= PROBLEM DESCRIPTION =
Where a line contains the word "Bancos", copy that line in full.

= DATA EXCERPTS =

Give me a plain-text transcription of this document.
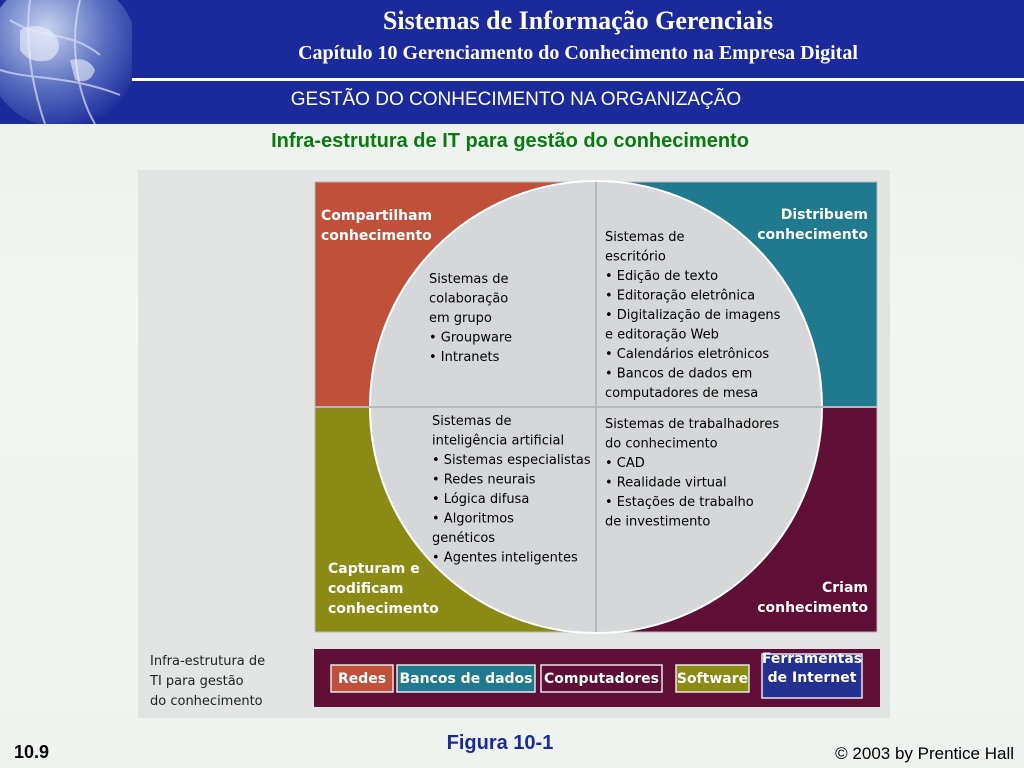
Sistemas de Informação Gerenciais
Capítulo 10 Gerenciamento do Conhecimento na Empresa Digital
GESTÃO DO CONHECIMENTO NA ORGANIZAÇÃO
Infra-estrutura de IT para gestão do conhecimento
Compartilham
conhecimento
Distribuem
conhecimento
Capturam e
codificam
conhecimento
Criam
conhecimento
Sistemas de
colaboração
em grupo
• Groupware
• Intranets
Sistemas de
escritório
• Edição de texto
• Editoração eletrônica
• Digitalização de imagens
e editoração Web
• Calendários eletrônicos
• Bancos de dados em
computadores de mesa
Sistemas de
inteligência artificial
• Sistemas especialistas
• Redes neurais
• Lógica difusa
• Algoritmos
genéticos
• Agentes inteligentes
Sistemas de trabalhadores
do conhecimento
• CAD
• Realidade virtual
• Estações de trabalho
de investimento
Infra-estrutura de
TI para gestão
do conhecimento
Redes Bancos de dados Computadores Software
Ferramentas
de Internet
Figura 10-1
10.9	© 2003 by Prentice Hall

= FULL SOLUTION =
• Bancos de dados em
Redes Bancos de dados Computadores Software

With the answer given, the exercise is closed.